** What is required **
Reproduce the records below in full and without edits, omitting images.

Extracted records
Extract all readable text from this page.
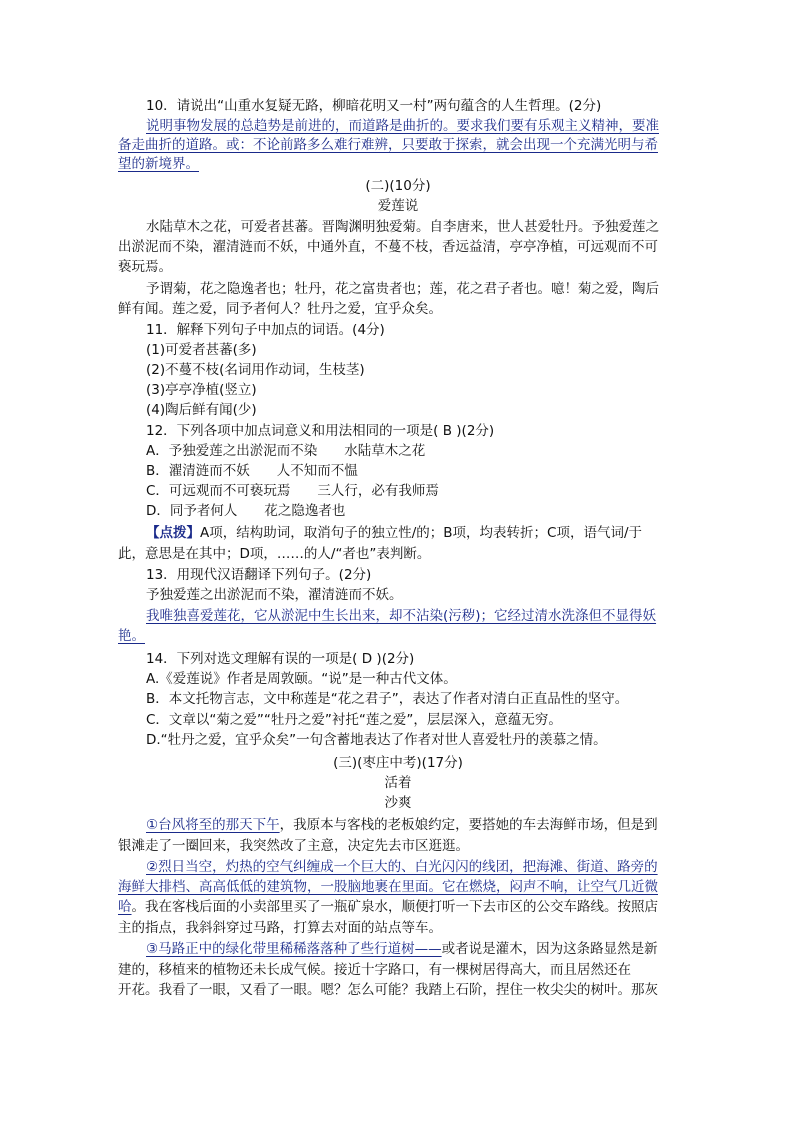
10．请说出“山重水复疑无路，柳暗花明又一村”两句蕴含的人生哲理。(2分)
说明事物发展的总趋势是前进的，而道路是曲折的。要求我们要有乐观主义精神，要准
备走曲折的道路。或：不论前路多么难行难辨，只要敢于探索，就会出现一个充满光明与希
望的新境界。
(二)(10分)
爱莲说
水陆草木之花，可爱者甚蕃。晋陶渊明独爱菊。自李唐来，世人甚爱牡丹。予独爱莲之
出淤泥而不染，濯清涟而不妖，中通外直，不蔓不枝，香远益清，亭亭净植，可远观而不可
亵玩焉。
予谓菊，花之隐逸者也；牡丹，花之富贵者也；莲，花之君子者也。噫！菊之爱，陶后
鲜有闻。莲之爱，同予者何人？牡丹之爱，宜乎众矣。
11．解释下列句子中加点的词语。(4分)
(1)可爱者甚蕃(多)
(2)不蔓不枝(名词用作动词，生枝茎)
(3)亭亭净植(竖立)
(4)陶后鲜有闻(少)
12．下列各项中加点词意义和用法相同的一项是( B )(2分)
A．予独爱莲之出淤泥而不染　　水陆草木之花
B．濯清涟而不妖　　人不知而不愠
C．可远观而不可亵玩焉　　三人行，必有我师焉
D．同予者何人　　花之隐逸者也
【点拨】A项，结构助词，取消句子的独立性/的；B项，均表转折；C项，语气词/于
此，意思是在其中；D项，……的人/“者也”表判断。
13．用现代汉语翻译下列句子。(2分)
予独爱莲之出淤泥而不染，濯清涟而不妖。
我唯独喜爱莲花，它从淤泥中生长出来，却不沾染(污秽)；它经过清水洗涤但不显得妖
艳。
14．下列对选文理解有误的一项是( D )(2分)
A.《爱莲说》作者是周敦颐。“说”是一种古代文体。
B．本文托物言志，文中称莲是“花之君子”，表达了作者对清白正直品性的坚守。
C．文章以“菊之爱”“牡丹之爱”衬托“莲之爱”，层层深入，意蕴无穷。
D.“牡丹之爱，宜乎众矣”一句含蓄地表达了作者对世人喜爱牡丹的羡慕之情。
(三)(枣庄中考)(17分)
活着
沙爽
①台风将至的那天下午，我原本与客栈的老板娘约定，要搭她的车去海鲜市场，但是到
银滩走了一圈回来，我突然改了主意，决定先去市区逛逛。
②烈日当空，灼热的空气纠缠成一个巨大的、白光闪闪的线团，把海滩、街道、路旁的
海鲜大排档、高高低低的建筑物，一股脑地裹在里面。它在燃烧，闷声不响，让空气几近微
哈。我在客栈后面的小卖部里买了一瓶矿泉水，顺便打听一下去市区的公交车路线。按照店
主的指点，我斜斜穿过马路，打算去对面的站点等车。
③马路正中的绿化带里稀稀落落种了些行道树——或者说是灌木，因为这条路显然是新
建的，移植来的植物还未长成气候。接近十字路口，有一棵树居得高大，而且居然还在
开花。我看了一眼，又看了一眼。嗯？怎么可能？我踏上石阶，捏住一枚尖尖的树叶。那灰
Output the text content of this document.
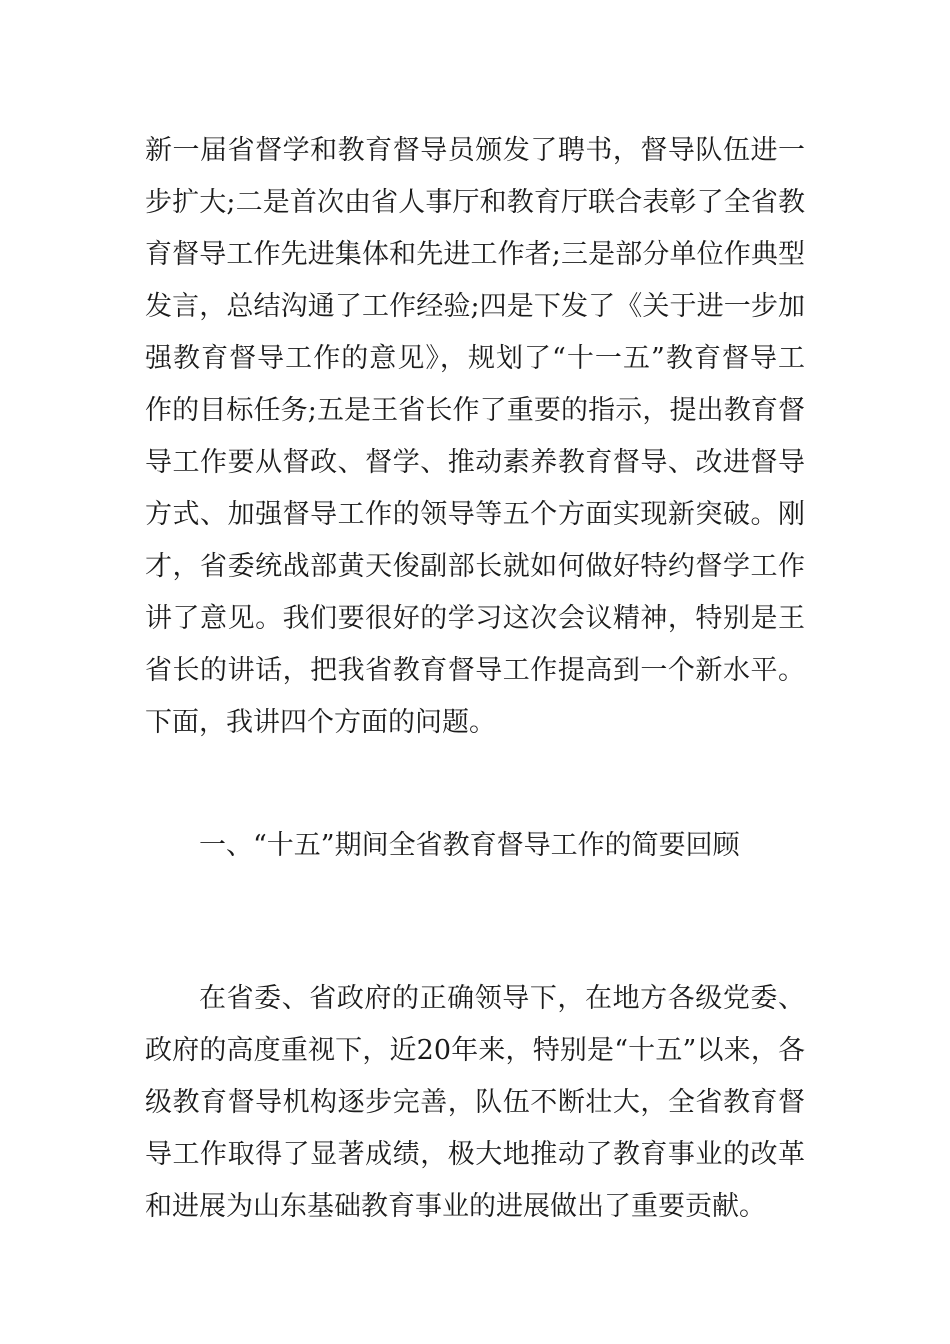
新一届省督学和教育督导员颁发了聘书，督导队伍进一步扩大;二是首次由省人事厅和教育厅联合表彰了全省教育督导工作先进集体和先进工作者;三是部分单位作典型发言，总结沟通了工作经验;四是下发了《关于进一步加强教育督导工作的意见》，规划了“十一五”教育督导工作的目标任务;五是王省长作了重要的指示，提出教育督导工作要从督政、督学、推动素养教育督导、改进督导方式、加强督导工作的领导等五个方面实现新突破。刚才，省委统战部黄天俊副部长就如何做好特约督学工作讲了意见。我们要很好的学习这次会议精神，特别是王省长的讲话，把我省教育督导工作提高到一个新水平。下面，我讲四个方面的问题。

一、“十五”期间全省教育督导工作的简要回顾

在省委、省政府的正确领导下，在地方各级党委、政府的高度重视下，近20年来，特别是“十五”以来，各级教育督导机构逐步完善，队伍不断壮大，全省教育督导工作取得了显著成绩，极大地推动了教育事业的改革和进展为山东基础教育事业的进展做出了重要贡献。
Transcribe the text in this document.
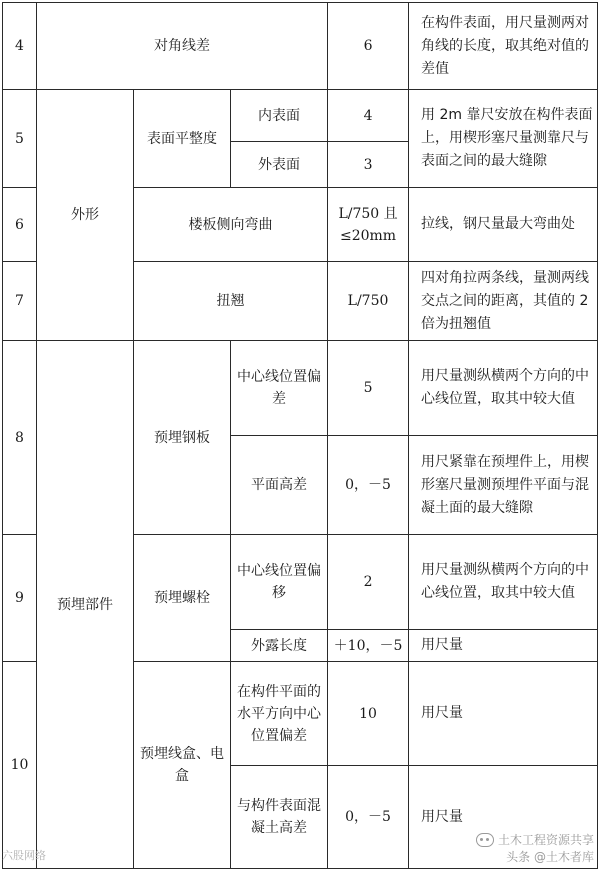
4	对角线差			6	在构件表面，用尺量测两对角线的长度，取其绝对值的差值
5	外形	表面平整度	内表面	4	用 2m 靠尺安放在构件表面上，用楔形塞尺量测靠尺与表面之间的最大缝隙
			外表面	3	
6		楼板侧向弯曲		L/750 且≤20mm	拉线，钢尺量最大弯曲处
7		扭翘		L/750	四对角拉两条线，量测两线交点之间的距离，其值的 2 倍为扭翘值
8	预埋部件	预埋钢板	中心线位置偏差	5	用尺量测纵横两个方向的中心线位置，取其中较大值
			平面高差	0，－5	用尺紧靠在预埋件上，用楔形塞尺量测预埋件平面与混凝土面的最大缝隙
9		预埋螺栓	中心线位置偏移	2	用尺量测纵横两个方向的中心线位置，取其中较大值
			外露长度	＋10，－5	用尺量
10		预埋线盒、电盒	在构件平面的水平方向中心位置偏差	10	用尺量
			与构件表面混凝土高差	0，－5	用尺量
六股网络
土木工程资源共享
头条 @土木者库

** Reply **
Extract all readable text from this page.
10．请说出“山重水复疑无路，柳暗花明又一村”两句蕴含的人生哲理。(2分)
说明事物发展的总趋势是前进的，而道路是曲折的。要求我们要有乐观主义精神，要准
备走曲折的道路。或：不论前路多么难行难辨，只要敢于探索，就会出现一个充满光明与希
望的新境界。
(二)(10分)
爱莲说
水陆草木之花，可爱者甚蕃。晋陶渊明独爱菊。自李唐来，世人甚爱牡丹。予独爱莲之
出淤泥而不染，濯清涟而不妖，中通外直，不蔓不枝，香远益清，亭亭净植，可远观而不可
亵玩焉。
予谓菊，花之隐逸者也；牡丹，花之富贵者也；莲，花之君子者也。噫！菊之爱，陶后
鲜有闻。莲之爱，同予者何人？牡丹之爱，宜乎众矣。
11．解释下列句子中加点的词语。(4分)
(1)可爱者甚蕃(多)
(2)不蔓不枝(名词用作动词，生枝茎)
(3)亭亭净植(竖立)
(4)陶后鲜有闻(少)
12．下列各项中加点词意义和用法相同的一项是( B )(2分)
A．予独爱莲之出淤泥而不染　　水陆草木之花
B．濯清涟而不妖　　人不知而不愠
C．可远观而不可亵玩焉　　三人行，必有我师焉
D．同予者何人　　花之隐逸者也
【点拨】A项，结构助词，取消句子的独立性/的；B项，均表转折；C项，语气词/于
此，意思是在其中；D项，……的人/“者也”表判断。
13．用现代汉语翻译下列句子。(2分)
予独爱莲之出淤泥而不染，濯清涟而不妖。
我唯独喜爱莲花，它从淤泥中生长出来，却不沾染(污秽)；它经过清水洗涤但不显得妖
艳。
14．下列对选文理解有误的一项是( D )(2分)
A.《爱莲说》作者是周敦颐。“说”是一种古代文体。
B．本文托物言志，文中称莲是“花之君子”，表达了作者对清白正直品性的坚守。
C．文章以“菊之爱”“牡丹之爱”衬托“莲之爱”，层层深入，意蕴无穷。
D.“牡丹之爱，宜乎众矣”一句含蓄地表达了作者对世人喜爱牡丹的羡慕之情。
(三)(枣庄中考)(17分)
活着
沙爽
①台风将至的那天下午，我原本与客栈的老板娘约定，要搭她的车去海鲜市场，但是到
银滩走了一圈回来，我突然改了主意，决定先去市区逛逛。
②烈日当空，灼热的空气纠缠成一个巨大的、白光闪闪的线团，把海滩、街道、路旁的
海鲜大排档、高高低低的建筑物，一股脑地裹在里面。它在燃烧，闷声不响，让空气几近微
哈。我在客栈后面的小卖部里买了一瓶矿泉水，顺便打听一下去市区的公交车路线。按照店
主的指点，我斜斜穿过马路，打算去对面的站点等车。
③马路正中的绿化带里稀稀落落种了些行道树——或者说是灌木，因为这条路显然是新
建的，移植来的植物还未长成气候。接近十字路口，有一棵树居得高大，而且居然还在
开花。我看了一眼，又看了一眼。嗯？怎么可能？我踏上石阶，捏住一枚尖尖的树叶。那灰
Output the text content of this document.
新一届省督学和教育督导员颁发了聘书，督导队伍进一步扩大;二是首次由省人事厅和教育厅联合表彰了全省教育督导工作先进集体和先进工作者;三是部分单位作典型发言，总结沟通了工作经验;四是下发了《关于进一步加强教育督导工作的意见》，规划了“十一五”教育督导工作的目标任务;五是王省长作了重要的指示，提出教育督导工作要从督政、督学、推动素养教育督导、改进督导方式、加强督导工作的领导等五个方面实现新突破。刚才，省委统战部黄天俊副部长就如何做好特约督学工作讲了意见。我们要很好的学习这次会议精神，特别是王省长的讲话，把我省教育督导工作提高到一个新水平。下面，我讲四个方面的问题。

一、“十五”期间全省教育督导工作的简要回顾

在省委、省政府的正确领导下，在地方各级党委、政府的高度重视下，近20年来，特别是“十五”以来，各级教育督导机构逐步完善，队伍不断壮大，全省教育督导工作取得了显著成绩，极大地推动了教育事业的改革和进展为山东基础教育事业的进展做出了重要贡献。
Transcribe the text in this document.
4	对角线差			6	在构件表面，用尺量测两对角线的长度，取其绝对值的差值
5	外形	表面平整度	内表面	4	用 2m 靠尺安放在构件表面上，用楔形塞尺量测靠尺与表面之间的最大缝隙
			外表面	3	
6		楼板侧向弯曲		L/750 且≤20mm	拉线，钢尺量最大弯曲处
7		扭翘		L/750	四对角拉两条线，量测两线交点之间的距离，其值的 2 倍为扭翘值
8	预埋部件	预埋钢板	中心线位置偏差	5	用尺量测纵横两个方向的中心线位置，取其中较大值
			平面高差	0，－5	用尺紧靠在预埋件上，用楔形塞尺量测预埋件平面与混凝土面的最大缝隙
9		预埋螺栓	中心线位置偏移	2	用尺量测纵横两个方向的中心线位置，取其中较大值
			外露长度	＋10，－5	用尺量
10		预埋线盒、电盒	在构件平面的水平方向中心位置偏差	10	用尺量
			与构件表面混凝土高差	0，－5	用尺量
六股网络
土木工程资源共享
头条 @土木者库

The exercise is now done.